[Some records]
● ● ● ● ● ● ●
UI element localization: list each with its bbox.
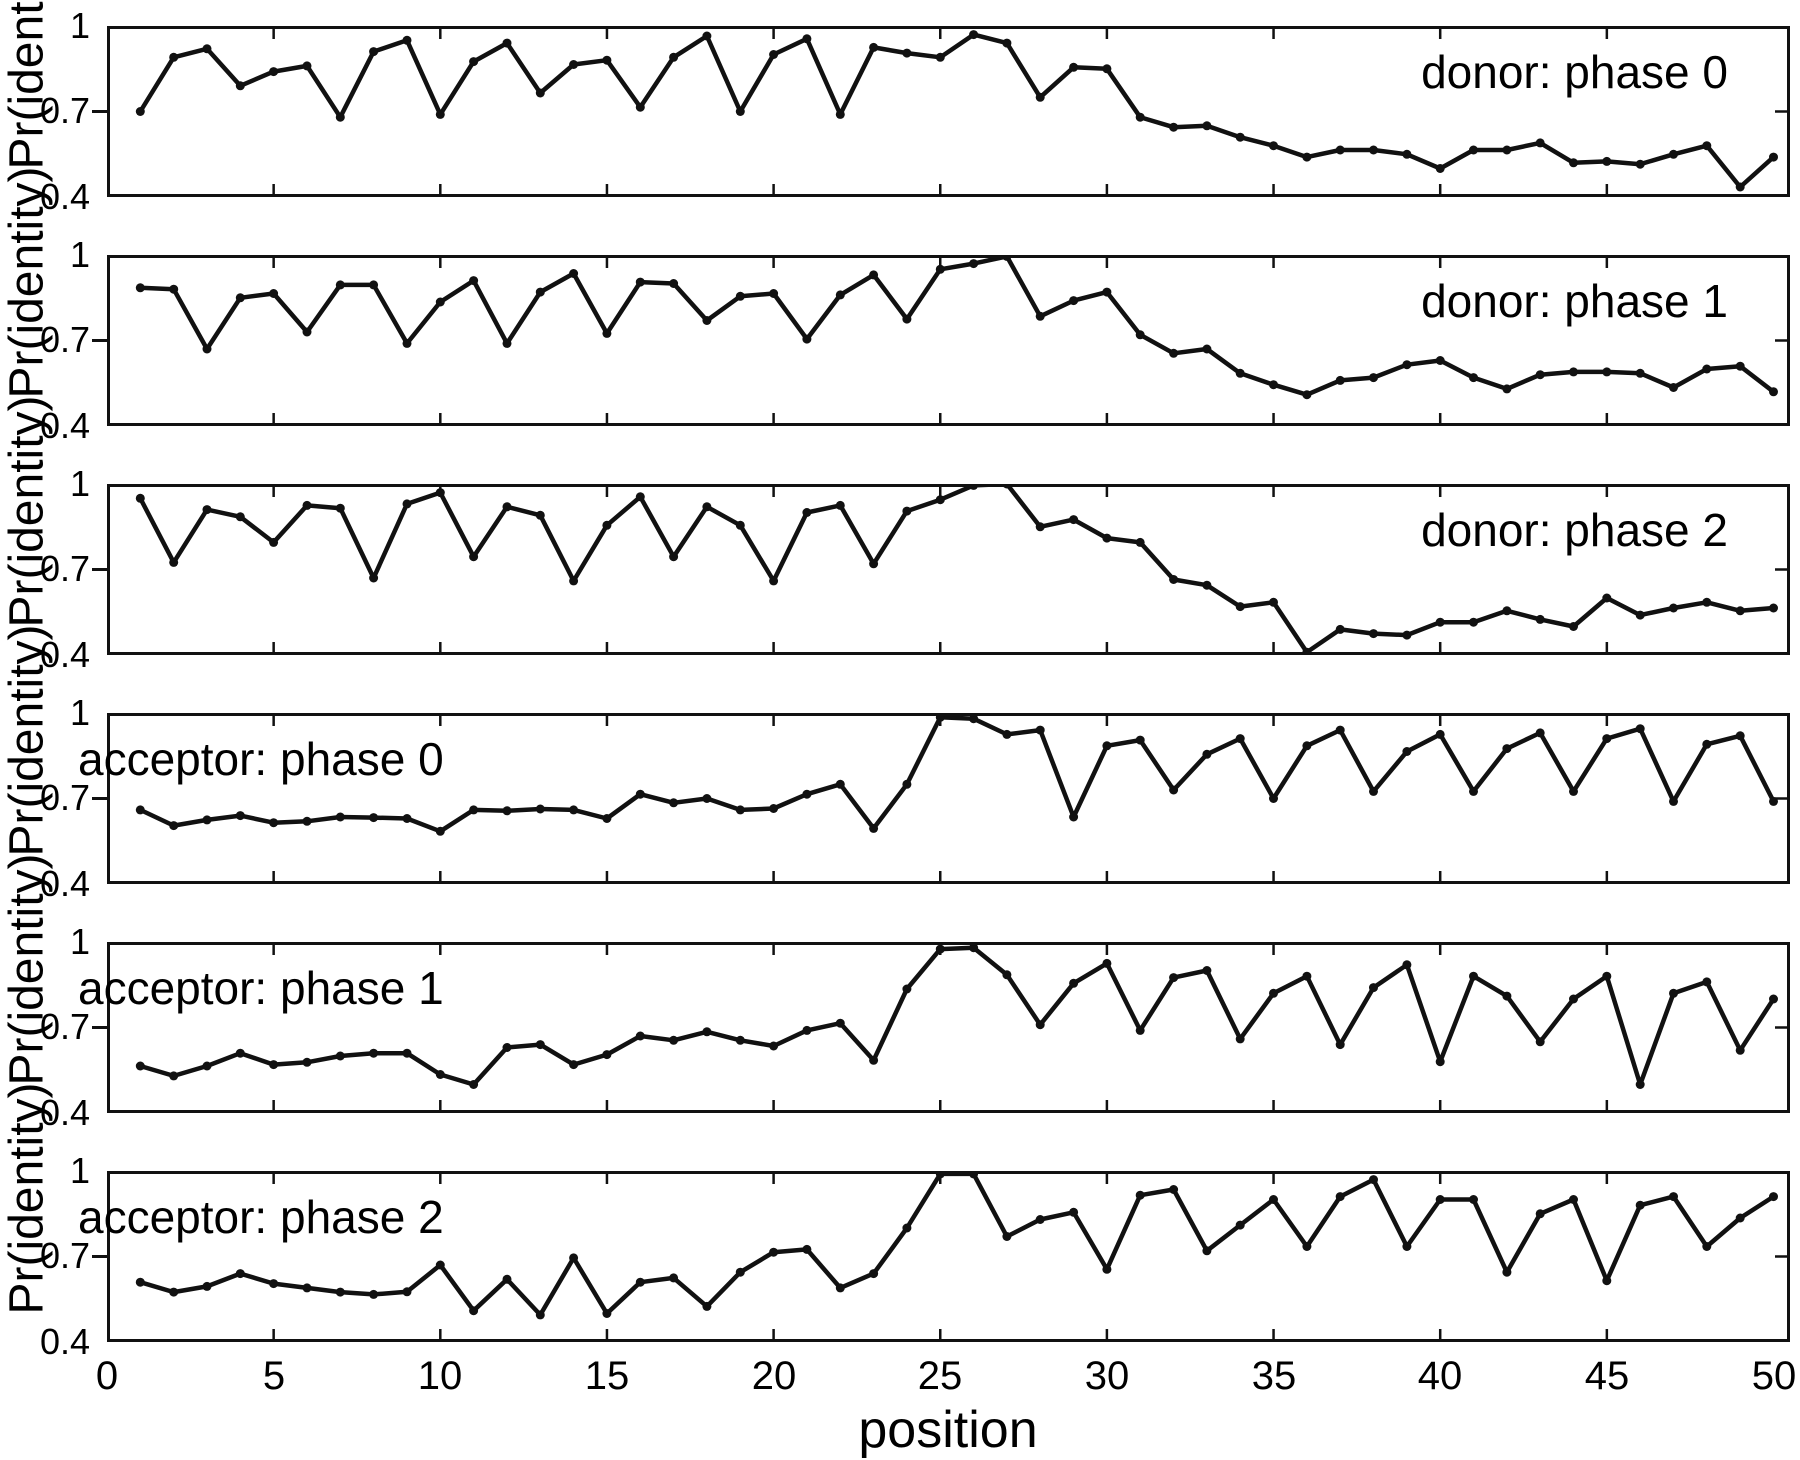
y-tick-mark [92,797,107,800]
x-axis: 0 5 10 15 20 25 30 35 40 45 50 position [0,1342,1800,1460]
y-tick-label-0.4: 0.4 [39,863,90,904]
x-axis-title: position [858,1401,1038,1459]
x-tick-label: 20 [751,1354,797,1398]
x-tick-label: 30 [1084,1354,1130,1398]
x-tick-label: 0 [95,1354,119,1398]
line-plot-donor-phase-2 [107,484,1790,655]
y-tick-label-0.7: 0.7 [39,90,90,131]
y-tick-mark [92,1255,107,1258]
line-plot-acceptor-phase-0 [107,713,1790,884]
y-tick-mark [92,568,107,571]
panel-title: acceptor: phase 2 [78,1191,444,1243]
y-tick-label-1: 1 [69,921,90,962]
y-tick-mark [92,110,107,113]
line-plot-donor-phase-0 [107,26,1790,197]
panel-acceptor-phase-1: Pr(identity) 1 0.7 0.4 acceptor: phase 1 [0,853,1800,1133]
panel-title: acceptor: phase 0 [78,733,444,785]
y-tick-label-0.4: 0.4 [39,1321,90,1362]
y-tick-mark [92,339,107,342]
panel-title: donor: phase 1 [1421,275,1728,327]
y-tick-label-1: 1 [69,234,90,275]
panel-donor-phase-0: Pr(identity) 1 0.7 0.4 donor: phase 0 [0,0,1800,217]
line-plot-donor-phase-1 [107,255,1790,426]
y-tick-label-0.4: 0.4 [39,1092,90,1133]
panel-title: donor: phase 0 [1421,46,1728,98]
y-tick-label-1: 1 [69,463,90,504]
x-tick-label: 10 [417,1354,463,1398]
x-tick-label: 40 [1417,1354,1463,1398]
panel-acceptor-phase-2: Pr(identity) 1 0.7 0.4 acceptor: phase 2 [0,1082,1800,1362]
panel-acceptor-phase-0: Pr(identity) 1 0.7 0.4 acceptor: phase 0 [0,624,1800,904]
y-axis-label: Pr(identity) [0,1082,54,1315]
panel-donor-phase-2: Pr(identity) 1 0.7 0.4 donor: phase 2 [0,395,1800,675]
y-tick-mark [92,1026,107,1029]
y-tick-label-0.7: 0.7 [39,1235,90,1276]
y-tick-label-0.7: 0.7 [39,319,90,360]
panel-title: acceptor: phase 1 [78,962,444,1014]
x-tick-label: 35 [1251,1354,1297,1398]
x-tick-label: 45 [1584,1354,1630,1398]
panel-title: donor: phase 2 [1421,504,1728,556]
line-plot-acceptor-phase-1 [107,942,1790,1113]
y-tick-label-0.4: 0.4 [39,405,90,446]
y-tick-label-0.7: 0.7 [39,1006,90,1047]
y-tick-label-0.7: 0.7 [39,548,90,589]
y-tick-label-1: 1 [69,692,90,733]
panel-donor-phase-1: Pr(identity) 1 0.7 0.4 donor: phase 1 [0,166,1800,446]
y-tick-label-1: 1 [69,1150,90,1191]
x-tick-label: 50 [1751,1354,1797,1398]
x-tick-label: 5 [262,1354,286,1398]
y-tick-label-0.7: 0.7 [39,777,90,818]
y-tick-label-0.4: 0.4 [39,634,90,675]
y-tick-label-0.4: 0.4 [39,176,90,217]
line-plot-acceptor-phase-2 [107,1171,1790,1342]
x-tick-label: 25 [917,1354,963,1398]
x-tick-label: 15 [584,1354,630,1398]
y-tick-label-1: 1 [69,5,90,46]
● ● ● ● ● ● ●
> _EXERCISE DIRECTIONS_:
Rewrite all of the records with "panel-title" swapped for "panel-heading" wherever it occurs and everything else unchanged. Leave the pictures out of your answer.

> _REPLY_:
UI element localization: list each with its bbox.
y-tick-mark [92,797,107,800]
x-axis: 0 5 10 15 20 25 30 35 40 45 50 position [0,1342,1800,1460]
y-tick-label-0.4: 0.4 [39,863,90,904]
x-axis-title: position [858,1401,1038,1459]
x-tick-label: 20 [751,1354,797,1398]
x-tick-label: 30 [1084,1354,1130,1398]
x-tick-label: 0 [95,1354,119,1398]
line-plot-donor-phase-2 [107,484,1790,655]
y-tick-label-0.7: 0.7 [39,90,90,131]
y-tick-mark [92,1255,107,1258]
line-plot-acceptor-phase-0 [107,713,1790,884]
y-tick-mark [92,568,107,571]
panel-heading: acceptor: phase 2 [78,1191,444,1243]
y-tick-label-1: 1 [69,921,90,962]
y-tick-mark [92,110,107,113]
line-plot-donor-phase-0 [107,26,1790,197]
panel-acceptor-phase-1: Pr(identity) 1 0.7 0.4 acceptor: phase 1 [0,853,1800,1133]
panel-heading: acceptor: phase 0 [78,733,444,785]
y-tick-label-0.4: 0.4 [39,1321,90,1362]
y-tick-mark [92,339,107,342]
panel-heading: donor: phase 1 [1421,275,1728,327]
y-tick-label-1: 1 [69,234,90,275]
panel-donor-phase-0: Pr(identity) 1 0.7 0.4 donor: phase 0 [0,0,1800,217]
line-plot-donor-phase-1 [107,255,1790,426]
y-tick-label-0.4: 0.4 [39,1092,90,1133]
panel-heading: donor: phase 0 [1421,46,1728,98]
y-tick-label-1: 1 [69,463,90,504]
x-tick-label: 10 [417,1354,463,1398]
x-tick-label: 40 [1417,1354,1463,1398]
panel-acceptor-phase-2: Pr(identity) 1 0.7 0.4 acceptor: phase 2 [0,1082,1800,1362]
panel-acceptor-phase-0: Pr(identity) 1 0.7 0.4 acceptor: phase 0 [0,624,1800,904]
y-axis-label: Pr(identity) [0,1082,54,1315]
panel-donor-phase-2: Pr(identity) 1 0.7 0.4 donor: phase 2 [0,395,1800,675]
y-tick-mark [92,1026,107,1029]
y-tick-label-0.7: 0.7 [39,1235,90,1276]
y-tick-label-0.7: 0.7 [39,319,90,360]
panel-heading: acceptor: phase 1 [78,962,444,1014]
x-tick-label: 35 [1251,1354,1297,1398]
x-tick-label: 45 [1584,1354,1630,1398]
panel-heading: donor: phase 2 [1421,504,1728,556]
line-plot-acceptor-phase-1 [107,942,1790,1113]
y-tick-label-0.4: 0.4 [39,405,90,446]
y-tick-label-0.7: 0.7 [39,1006,90,1047]
y-tick-label-0.7: 0.7 [39,548,90,589]
y-tick-label-1: 1 [69,692,90,733]
panel-donor-phase-1: Pr(identity) 1 0.7 0.4 donor: phase 1 [0,166,1800,446]
y-tick-label-1: 1 [69,1150,90,1191]
x-tick-label: 50 [1751,1354,1797,1398]
x-tick-label: 5 [262,1354,286,1398]
y-tick-label-0.7: 0.7 [39,777,90,818]
y-tick-label-0.4: 0.4 [39,634,90,675]
y-tick-label-0.4: 0.4 [39,176,90,217]
line-plot-acceptor-phase-2 [107,1171,1790,1342]
x-tick-label: 25 [917,1354,963,1398]
x-tick-label: 15 [584,1354,630,1398]
y-tick-label-1: 1 [69,5,90,46]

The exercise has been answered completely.